* DATA SUPPLIED *
# # # # #

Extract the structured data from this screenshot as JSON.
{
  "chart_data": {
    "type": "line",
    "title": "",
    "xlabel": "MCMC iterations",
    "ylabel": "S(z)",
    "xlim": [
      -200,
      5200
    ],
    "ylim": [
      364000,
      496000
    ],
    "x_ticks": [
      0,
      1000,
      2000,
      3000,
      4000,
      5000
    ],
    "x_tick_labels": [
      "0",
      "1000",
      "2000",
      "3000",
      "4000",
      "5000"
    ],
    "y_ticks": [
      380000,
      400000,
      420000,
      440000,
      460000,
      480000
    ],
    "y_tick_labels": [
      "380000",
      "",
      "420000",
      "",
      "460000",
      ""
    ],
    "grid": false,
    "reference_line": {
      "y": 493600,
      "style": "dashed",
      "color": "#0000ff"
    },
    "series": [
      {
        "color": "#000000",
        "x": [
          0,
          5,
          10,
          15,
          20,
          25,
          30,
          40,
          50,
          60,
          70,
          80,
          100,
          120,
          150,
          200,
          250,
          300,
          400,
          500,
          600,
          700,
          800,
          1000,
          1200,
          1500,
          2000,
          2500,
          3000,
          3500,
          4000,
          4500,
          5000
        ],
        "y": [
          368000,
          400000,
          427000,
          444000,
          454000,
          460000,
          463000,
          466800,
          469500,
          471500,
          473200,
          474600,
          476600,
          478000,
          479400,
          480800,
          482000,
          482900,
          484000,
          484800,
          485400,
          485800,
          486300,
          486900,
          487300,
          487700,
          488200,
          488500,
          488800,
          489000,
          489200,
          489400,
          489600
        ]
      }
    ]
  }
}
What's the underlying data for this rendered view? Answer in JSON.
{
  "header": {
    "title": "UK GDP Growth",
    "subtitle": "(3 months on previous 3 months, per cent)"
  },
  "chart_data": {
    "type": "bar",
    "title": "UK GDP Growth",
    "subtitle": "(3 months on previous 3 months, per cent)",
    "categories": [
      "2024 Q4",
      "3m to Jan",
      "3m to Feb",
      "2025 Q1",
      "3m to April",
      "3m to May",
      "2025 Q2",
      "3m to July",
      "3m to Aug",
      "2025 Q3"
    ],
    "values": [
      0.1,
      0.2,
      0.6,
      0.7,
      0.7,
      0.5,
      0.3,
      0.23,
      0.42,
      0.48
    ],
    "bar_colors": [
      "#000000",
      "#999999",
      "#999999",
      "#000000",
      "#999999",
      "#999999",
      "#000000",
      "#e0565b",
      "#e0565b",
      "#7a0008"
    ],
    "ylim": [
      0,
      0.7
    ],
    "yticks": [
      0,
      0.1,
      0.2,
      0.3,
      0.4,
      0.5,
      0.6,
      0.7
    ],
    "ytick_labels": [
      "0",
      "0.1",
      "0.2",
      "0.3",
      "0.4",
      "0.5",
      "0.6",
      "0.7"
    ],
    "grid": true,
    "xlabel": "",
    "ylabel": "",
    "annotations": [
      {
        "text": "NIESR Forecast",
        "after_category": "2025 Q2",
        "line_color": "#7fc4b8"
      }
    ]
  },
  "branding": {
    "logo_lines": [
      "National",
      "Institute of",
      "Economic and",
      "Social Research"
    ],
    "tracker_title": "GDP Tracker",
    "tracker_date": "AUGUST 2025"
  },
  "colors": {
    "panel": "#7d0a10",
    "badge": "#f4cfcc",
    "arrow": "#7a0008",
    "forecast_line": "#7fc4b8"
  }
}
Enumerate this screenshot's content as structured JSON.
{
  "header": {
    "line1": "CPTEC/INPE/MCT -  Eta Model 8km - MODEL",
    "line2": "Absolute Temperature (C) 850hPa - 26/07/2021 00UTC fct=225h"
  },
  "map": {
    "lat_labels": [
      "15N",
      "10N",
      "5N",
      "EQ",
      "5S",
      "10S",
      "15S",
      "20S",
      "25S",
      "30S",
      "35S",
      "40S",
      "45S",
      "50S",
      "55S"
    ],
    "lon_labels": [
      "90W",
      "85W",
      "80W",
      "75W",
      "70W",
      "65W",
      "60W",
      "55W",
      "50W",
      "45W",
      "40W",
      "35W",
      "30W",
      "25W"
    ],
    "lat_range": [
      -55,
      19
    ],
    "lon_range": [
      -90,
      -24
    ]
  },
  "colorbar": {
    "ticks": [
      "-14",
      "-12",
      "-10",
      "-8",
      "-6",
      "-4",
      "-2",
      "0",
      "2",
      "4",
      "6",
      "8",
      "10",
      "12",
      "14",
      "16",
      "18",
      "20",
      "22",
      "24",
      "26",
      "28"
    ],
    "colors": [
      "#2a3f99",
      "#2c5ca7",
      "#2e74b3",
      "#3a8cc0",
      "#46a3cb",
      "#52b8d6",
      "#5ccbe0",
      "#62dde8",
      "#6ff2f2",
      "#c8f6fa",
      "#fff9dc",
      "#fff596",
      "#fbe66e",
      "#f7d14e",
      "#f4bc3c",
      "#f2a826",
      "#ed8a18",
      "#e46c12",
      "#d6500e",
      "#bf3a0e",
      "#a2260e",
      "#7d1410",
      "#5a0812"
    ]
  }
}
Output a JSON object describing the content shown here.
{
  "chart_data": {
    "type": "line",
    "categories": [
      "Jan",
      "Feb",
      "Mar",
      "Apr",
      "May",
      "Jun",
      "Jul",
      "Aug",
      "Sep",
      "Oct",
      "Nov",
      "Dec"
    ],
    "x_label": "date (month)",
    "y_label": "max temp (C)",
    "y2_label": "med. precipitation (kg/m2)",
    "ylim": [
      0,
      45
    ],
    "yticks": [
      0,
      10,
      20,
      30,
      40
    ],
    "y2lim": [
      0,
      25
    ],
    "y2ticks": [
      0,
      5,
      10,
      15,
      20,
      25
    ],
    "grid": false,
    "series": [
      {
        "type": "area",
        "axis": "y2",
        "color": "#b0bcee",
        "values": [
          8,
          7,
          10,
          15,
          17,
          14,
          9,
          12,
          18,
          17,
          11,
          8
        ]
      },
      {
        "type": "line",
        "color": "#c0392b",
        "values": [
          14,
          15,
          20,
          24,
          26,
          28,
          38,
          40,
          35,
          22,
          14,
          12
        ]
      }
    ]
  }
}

# # # # #

* EXERCISE REQUIREMENTS *
Write every record out again, unaltered.

* TASK RESULT *
Extract the structured data from this screenshot as JSON.
{
  "chart_data": {
    "type": "line",
    "title": "",
    "xlabel": "MCMC iterations",
    "ylabel": "S(z)",
    "xlim": [
      -200,
      5200
    ],
    "ylim": [
      364000,
      496000
    ],
    "x_ticks": [
      0,
      1000,
      2000,
      3000,
      4000,
      5000
    ],
    "x_tick_labels": [
      "0",
      "1000",
      "2000",
      "3000",
      "4000",
      "5000"
    ],
    "y_ticks": [
      380000,
      400000,
      420000,
      440000,
      460000,
      480000
    ],
    "y_tick_labels": [
      "380000",
      "",
      "420000",
      "",
      "460000",
      ""
    ],
    "grid": false,
    "reference_line": {
      "y": 493600,
      "style": "dashed",
      "color": "#0000ff"
    },
    "series": [
      {
        "color": "#000000",
        "x": [
          0,
          5,
          10,
          15,
          20,
          25,
          30,
          40,
          50,
          60,
          70,
          80,
          100,
          120,
          150,
          200,
          250,
          300,
          400,
          500,
          600,
          700,
          800,
          1000,
          1200,
          1500,
          2000,
          2500,
          3000,
          3500,
          4000,
          4500,
          5000
        ],
        "y": [
          368000,
          400000,
          427000,
          444000,
          454000,
          460000,
          463000,
          466800,
          469500,
          471500,
          473200,
          474600,
          476600,
          478000,
          479400,
          480800,
          482000,
          482900,
          484000,
          484800,
          485400,
          485800,
          486300,
          486900,
          487300,
          487700,
          488200,
          488500,
          488800,
          489000,
          489200,
          489400,
          489600
        ]
      }
    ]
  }
}
What's the underlying data for this rendered view? Answer in JSON.
{
  "header": {
    "title": "UK GDP Growth",
    "subtitle": "(3 months on previous 3 months, per cent)"
  },
  "chart_data": {
    "type": "bar",
    "title": "UK GDP Growth",
    "subtitle": "(3 months on previous 3 months, per cent)",
    "categories": [
      "2024 Q4",
      "3m to Jan",
      "3m to Feb",
      "2025 Q1",
      "3m to April",
      "3m to May",
      "2025 Q2",
      "3m to July",
      "3m to Aug",
      "2025 Q3"
    ],
    "values": [
      0.1,
      0.2,
      0.6,
      0.7,
      0.7,
      0.5,
      0.3,
      0.23,
      0.42,
      0.48
    ],
    "bar_colors": [
      "#000000",
      "#999999",
      "#999999",
      "#000000",
      "#999999",
      "#999999",
      "#000000",
      "#e0565b",
      "#e0565b",
      "#7a0008"
    ],
    "ylim": [
      0,
      0.7
    ],
    "yticks": [
      0,
      0.1,
      0.2,
      0.3,
      0.4,
      0.5,
      0.6,
      0.7
    ],
    "ytick_labels": [
      "0",
      "0.1",
      "0.2",
      "0.3",
      "0.4",
      "0.5",
      "0.6",
      "0.7"
    ],
    "grid": true,
    "xlabel": "",
    "ylabel": "",
    "annotations": [
      {
        "text": "NIESR Forecast",
        "after_category": "2025 Q2",
        "line_color": "#7fc4b8"
      }
    ]
  },
  "branding": {
    "logo_lines": [
      "National",
      "Institute of",
      "Economic and",
      "Social Research"
    ],
    "tracker_title": "GDP Tracker",
    "tracker_date": "AUGUST 2025"
  },
  "colors": {
    "panel": "#7d0a10",
    "badge": "#f4cfcc",
    "arrow": "#7a0008",
    "forecast_line": "#7fc4b8"
  }
}
Enumerate this screenshot's content as structured JSON.
{
  "header": {
    "line1": "CPTEC/INPE/MCT -  Eta Model 8km - MODEL",
    "line2": "Absolute Temperature (C) 850hPa - 26/07/2021 00UTC fct=225h"
  },
  "map": {
    "lat_labels": [
      "15N",
      "10N",
      "5N",
      "EQ",
      "5S",
      "10S",
      "15S",
      "20S",
      "25S",
      "30S",
      "35S",
      "40S",
      "45S",
      "50S",
      "55S"
    ],
    "lon_labels": [
      "90W",
      "85W",
      "80W",
      "75W",
      "70W",
      "65W",
      "60W",
      "55W",
      "50W",
      "45W",
      "40W",
      "35W",
      "30W",
      "25W"
    ],
    "lat_range": [
      -55,
      19
    ],
    "lon_range": [
      -90,
      -24
    ]
  },
  "colorbar": {
    "ticks": [
      "-14",
      "-12",
      "-10",
      "-8",
      "-6",
      "-4",
      "-2",
      "0",
      "2",
      "4",
      "6",
      "8",
      "10",
      "12",
      "14",
      "16",
      "18",
      "20",
      "22",
      "24",
      "26",
      "28"
    ],
    "colors": [
      "#2a3f99",
      "#2c5ca7",
      "#2e74b3",
      "#3a8cc0",
      "#46a3cb",
      "#52b8d6",
      "#5ccbe0",
      "#62dde8",
      "#6ff2f2",
      "#c8f6fa",
      "#fff9dc",
      "#fff596",
      "#fbe66e",
      "#f7d14e",
      "#f4bc3c",
      "#f2a826",
      "#ed8a18",
      "#e46c12",
      "#d6500e",
      "#bf3a0e",
      "#a2260e",
      "#7d1410",
      "#5a0812"
    ]
  }
}
Output a JSON object describing the content shown here.
{
  "chart_data": {
    "type": "line",
    "categories": [
      "Jan",
      "Feb",
      "Mar",
      "Apr",
      "May",
      "Jun",
      "Jul",
      "Aug",
      "Sep",
      "Oct",
      "Nov",
      "Dec"
    ],
    "x_label": "date (month)",
    "y_label": "max temp (C)",
    "y2_label": "med. precipitation (kg/m2)",
    "ylim": [
      0,
      45
    ],
    "yticks": [
      0,
      10,
      20,
      30,
      40
    ],
    "y2lim": [
      0,
      25
    ],
    "y2ticks": [
      0,
      5,
      10,
      15,
      20,
      25
    ],
    "grid": false,
    "series": [
      {
        "type": "area",
        "axis": "y2",
        "color": "#b0bcee",
        "values": [
          8,
          7,
          10,
          15,
          17,
          14,
          9,
          12,
          18,
          17,
          11,
          8
        ]
      },
      {
        "type": "line",
        "color": "#c0392b",
        "values": [
          14,
          15,
          20,
          24,
          26,
          28,
          38,
          40,
          35,
          22,
          14,
          12
        ]
      }
    ]
  }
}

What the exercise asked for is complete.